## To do:
Find the word "this" in the listing; pull out each line holding it.

## Records for processing:
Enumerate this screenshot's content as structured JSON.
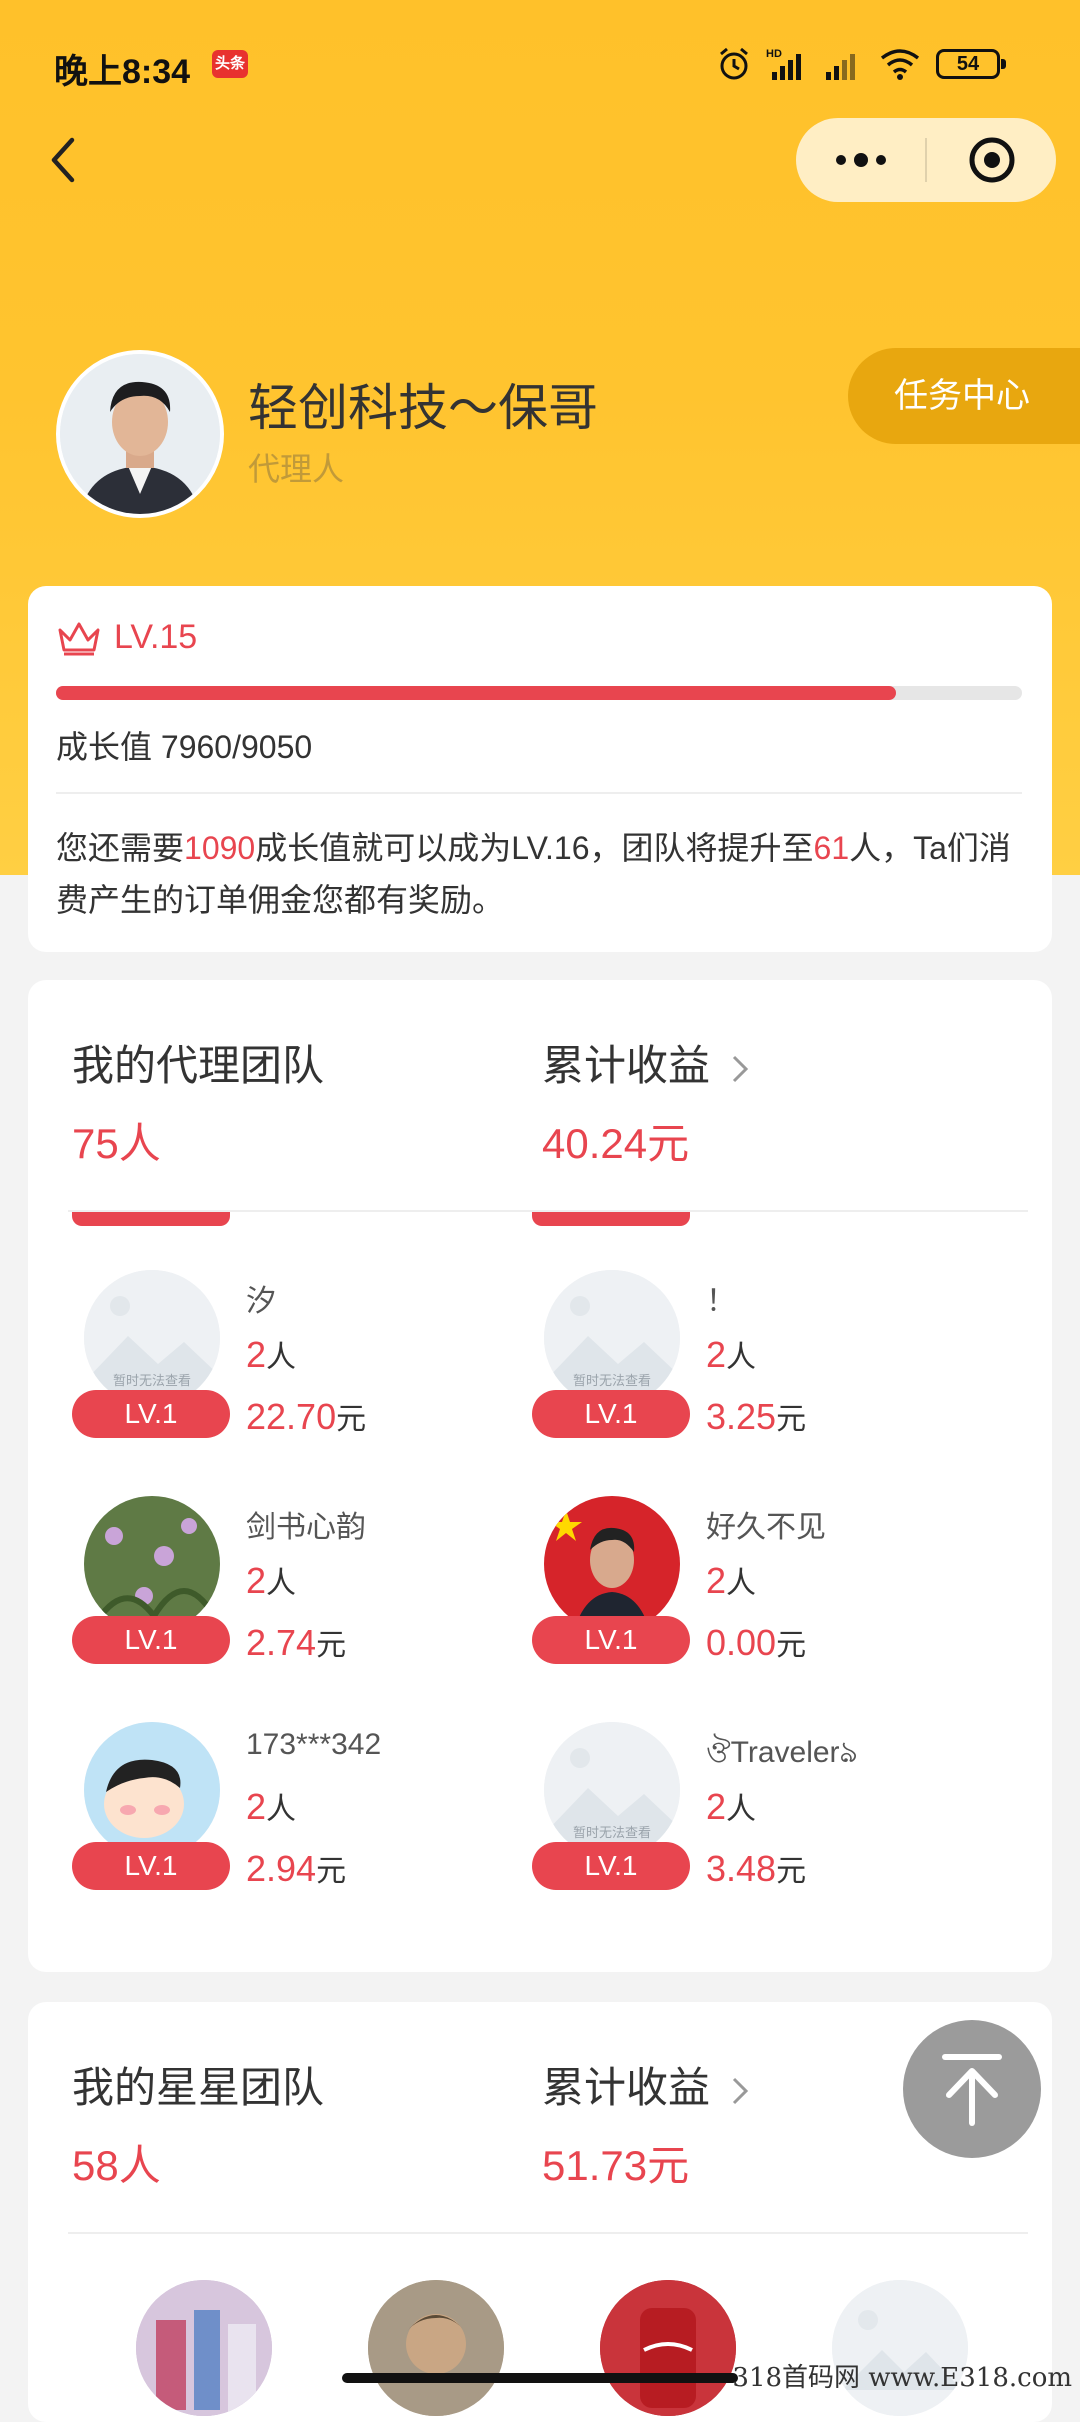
{
  "status_bar": {
    "time": "晚上8:34",
    "app_badge": "头条",
    "network_label": "HD",
    "battery": "54"
  },
  "nav": {
    "back_icon": "chevron-left-icon",
    "more_icon": "more-dots-icon",
    "close_icon": "target-circle-icon"
  },
  "profile": {
    "name": "轻创科技～保哥",
    "role": "代理人",
    "task_center": "任务中心"
  },
  "level": {
    "crown_icon": "crown-icon",
    "label": "LV.15",
    "progress": 0.87,
    "growth_text": "成长值 7960/9050",
    "desc_prefix": "您还需要",
    "desc_need": "1090",
    "desc_mid": "成长值就可以成为LV.16，团队将提升至",
    "desc_team": "61",
    "desc_suffix": "人，Ta们消费产生的订单佣金您都有奖励。"
  },
  "agent_team": {
    "title": "我的代理团队",
    "count": "75人",
    "earnings_title": "累计收益",
    "earnings_value": "40.24元",
    "members": [
      {
        "name": "汐",
        "count": "2",
        "count_unit": "人",
        "amount": "22.70",
        "amount_unit": "元",
        "level": "LV.1",
        "avatar_placeholder": "暂时无法查看",
        "avatar": "placeholder"
      },
      {
        "name": "！",
        "count": "2",
        "count_unit": "人",
        "amount": "3.25",
        "amount_unit": "元",
        "level": "LV.1",
        "avatar_placeholder": "暂时无法查看",
        "avatar": "placeholder"
      },
      {
        "name": "剑书心韵",
        "count": "2",
        "count_unit": "人",
        "amount": "2.74",
        "amount_unit": "元",
        "level": "LV.1",
        "avatar": "flowers"
      },
      {
        "name": "好久不见",
        "count": "2",
        "count_unit": "人",
        "amount": "0.00",
        "amount_unit": "元",
        "level": "LV.1",
        "avatar": "flag-portrait"
      },
      {
        "name": "173***342",
        "count": "2",
        "count_unit": "人",
        "amount": "2.94",
        "amount_unit": "元",
        "level": "LV.1",
        "avatar": "cartoon"
      },
      {
        "name": "ঔTravelerঌ",
        "count": "2",
        "count_unit": "人",
        "amount": "3.48",
        "amount_unit": "元",
        "level": "LV.1",
        "avatar_placeholder": "暂时无法查看",
        "avatar": "placeholder"
      }
    ]
  },
  "star_team": {
    "title": "我的星星团队",
    "count": "58人",
    "earnings_title": "累计收益",
    "earnings_value": "51.73元"
  },
  "scroll_top_icon": "arrow-up-to-top-icon",
  "watermark": "318首码网 www.E318.com",
  "colors": {
    "header_yellow": "#ffc12a",
    "accent_red": "#e8454f",
    "task_button": "#e8a70f",
    "role_text": "#c19a39"
  }
}
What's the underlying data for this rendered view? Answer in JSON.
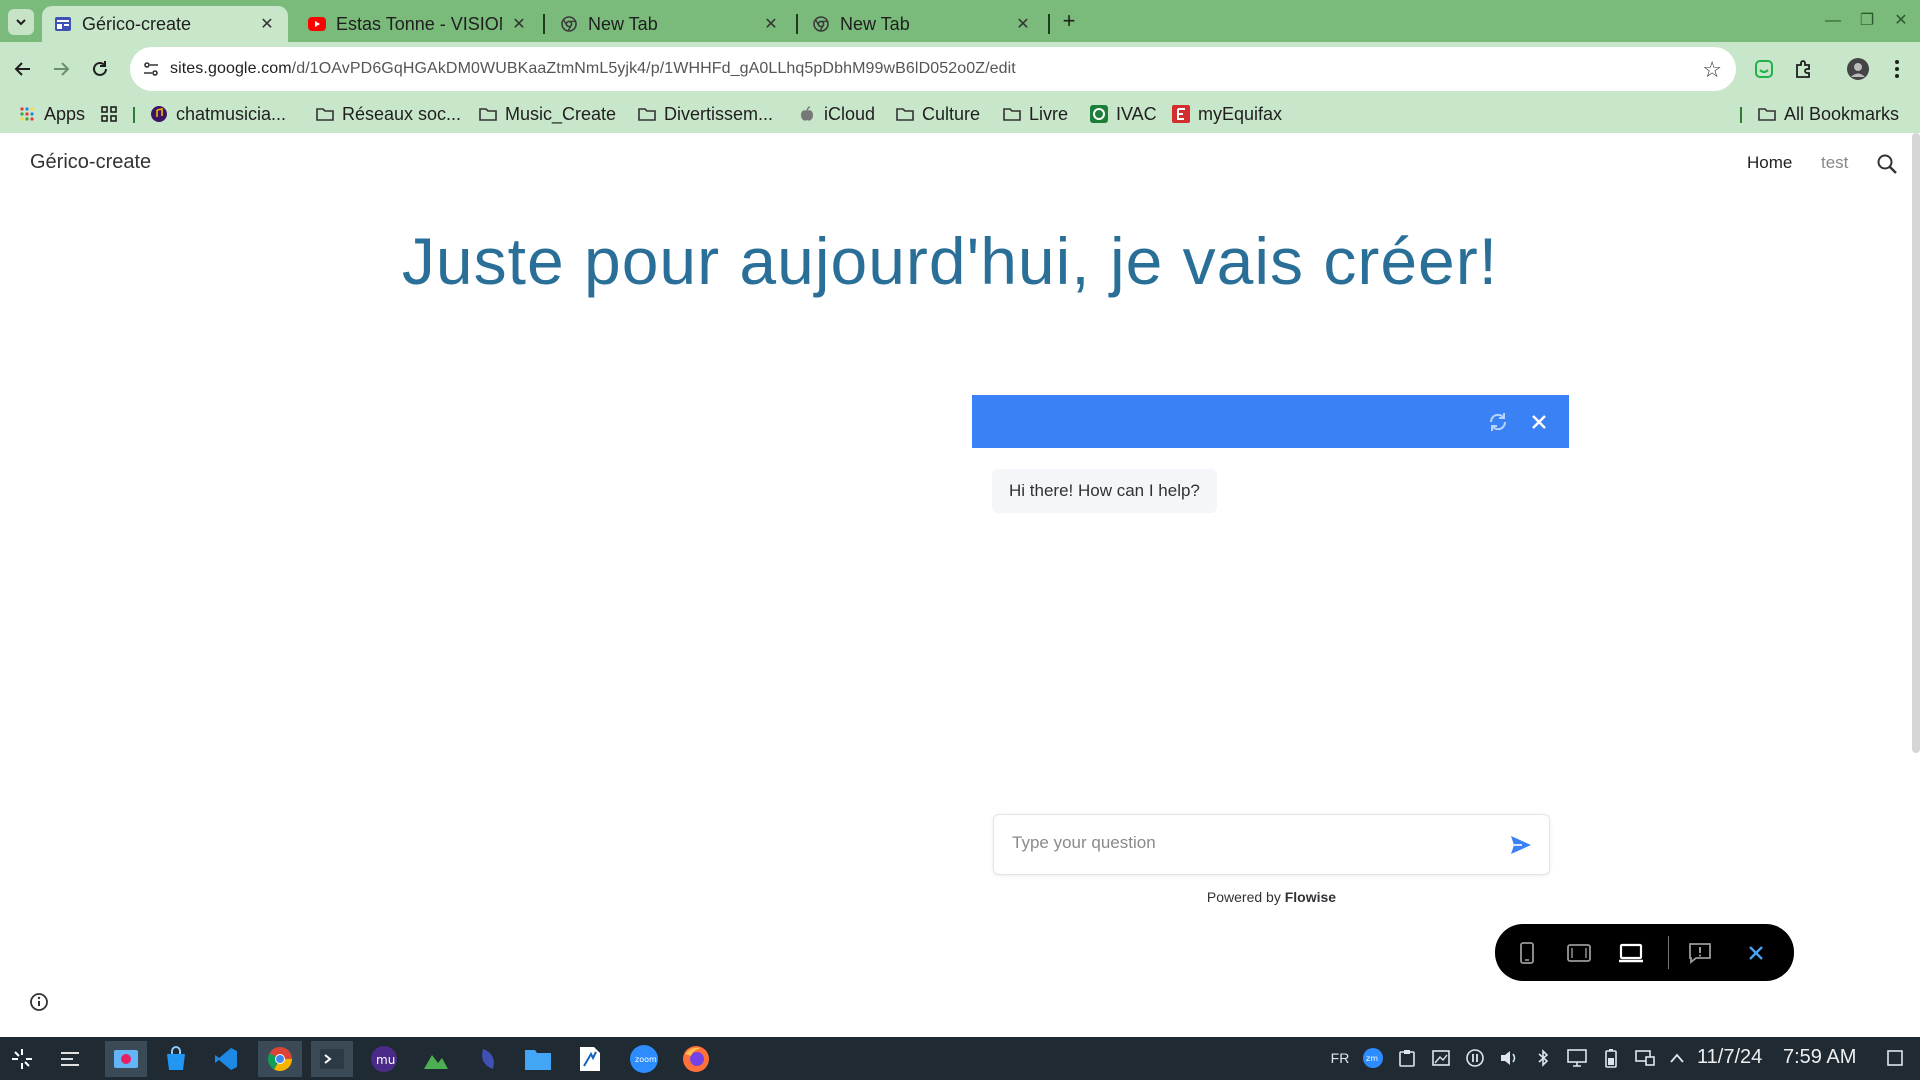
{
  "browser": {
    "tabs": [
      {
        "title": "Gérico-create",
        "active": true,
        "icon": "google-sites-icon"
      },
      {
        "title": "Estas Tonne - VISION",
        "active": false,
        "icon": "youtube-icon"
      },
      {
        "title": "New Tab",
        "active": false,
        "icon": "chrome-icon"
      },
      {
        "title": "New Tab",
        "active": false,
        "icon": "chrome-icon"
      }
    ],
    "new_tab_label": "+",
    "url_host": "sites.google.com",
    "url_path": "/d/1OAvPD6GqHGAkDM0WUBKaaZtmNmL5yjk4/p/1WHHFd_gA0LLhq5pDbhM99wB6lD052o0Z/edit",
    "bookmarks": [
      {
        "label": "Apps",
        "icon": "apps-grid-icon"
      },
      {
        "label": "chatmusicia...",
        "icon": "chatmusician-icon"
      },
      {
        "label": "Réseaux soc...",
        "icon": "folder-icon"
      },
      {
        "label": "Music_Create",
        "icon": "folder-icon"
      },
      {
        "label": "Divertissem...",
        "icon": "folder-icon"
      },
      {
        "label": "iCloud",
        "icon": "apple-icon"
      },
      {
        "label": "Culture",
        "icon": "folder-icon"
      },
      {
        "label": "Livre",
        "icon": "folder-icon"
      },
      {
        "label": "IVAC",
        "icon": "ivac-icon"
      },
      {
        "label": "myEquifax",
        "icon": "equifax-icon"
      }
    ],
    "all_bookmarks": "All Bookmarks",
    "colors": {
      "tabstrip": "#7aba7b",
      "toolbar": "#c8e6c9"
    }
  },
  "site": {
    "title": "Gérico-create",
    "nav": [
      {
        "label": "Home",
        "active": true
      },
      {
        "label": "test",
        "active": false
      }
    ],
    "hero": "Juste pour aujourd'hui, je vais créer!"
  },
  "chat": {
    "welcome": "Hi there! How can I help?",
    "placeholder": "Type your question",
    "powered_prefix": "Powered by",
    "powered_brand": "Flowise",
    "header_color": "#3b81f6"
  },
  "taskbar": {
    "lang": "FR",
    "date": "11/7/24",
    "time": "7:59 AM"
  }
}
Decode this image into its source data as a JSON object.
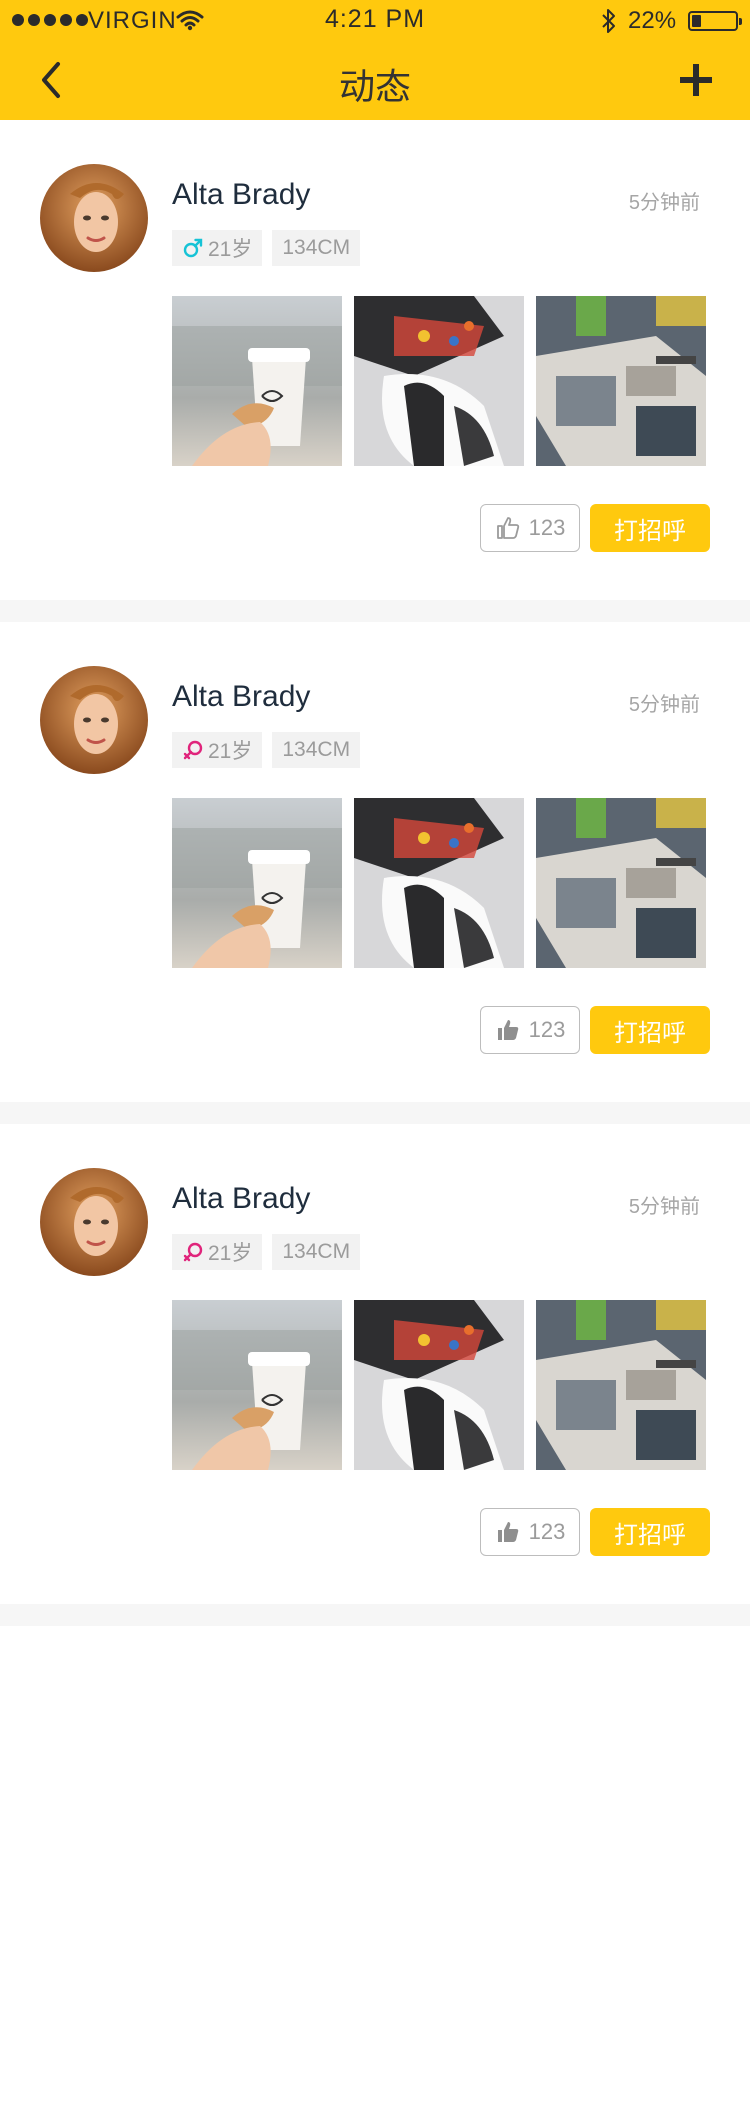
{
  "status_bar": {
    "carrier": "VIRGIN",
    "time": "4:21 PM",
    "battery": "22%",
    "battery_level": 0.22,
    "signal_icon": "signal-dots-icon",
    "wifi_icon": "wifi-icon",
    "bluetooth_icon": "bluetooth-icon"
  },
  "nav": {
    "title": "动态",
    "back_icon": "chevron-left-icon",
    "add_icon": "plus-icon"
  },
  "colors": {
    "accent": "#FFC90E",
    "male": "#16C3D6",
    "female": "#E0247B"
  },
  "posts": [
    {
      "name": "Alta Brady",
      "time": "5分钟前",
      "gender": "male",
      "age": "21岁",
      "height": "134CM",
      "likes": "123",
      "liked": false,
      "greet_label": "打招呼"
    },
    {
      "name": "Alta Brady",
      "time": "5分钟前",
      "gender": "female",
      "age": "21岁",
      "height": "134CM",
      "likes": "123",
      "liked": true,
      "greet_label": "打招呼"
    },
    {
      "name": "Alta Brady",
      "time": "5分钟前",
      "gender": "female",
      "age": "21岁",
      "height": "134CM",
      "likes": "123",
      "liked": true,
      "greet_label": "打招呼"
    }
  ]
}
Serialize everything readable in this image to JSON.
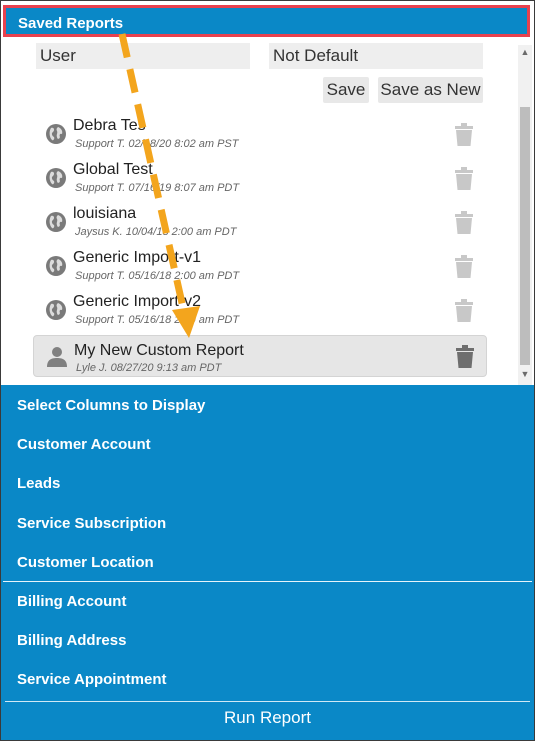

## Output of the exercise:
Enumerate this screenshot's content as structured JSON.
What's the underlying data for this rendered view? Answer in JSON.
Decode this image into its source data as a JSON object.
Serialize everything readable in this image to JSON.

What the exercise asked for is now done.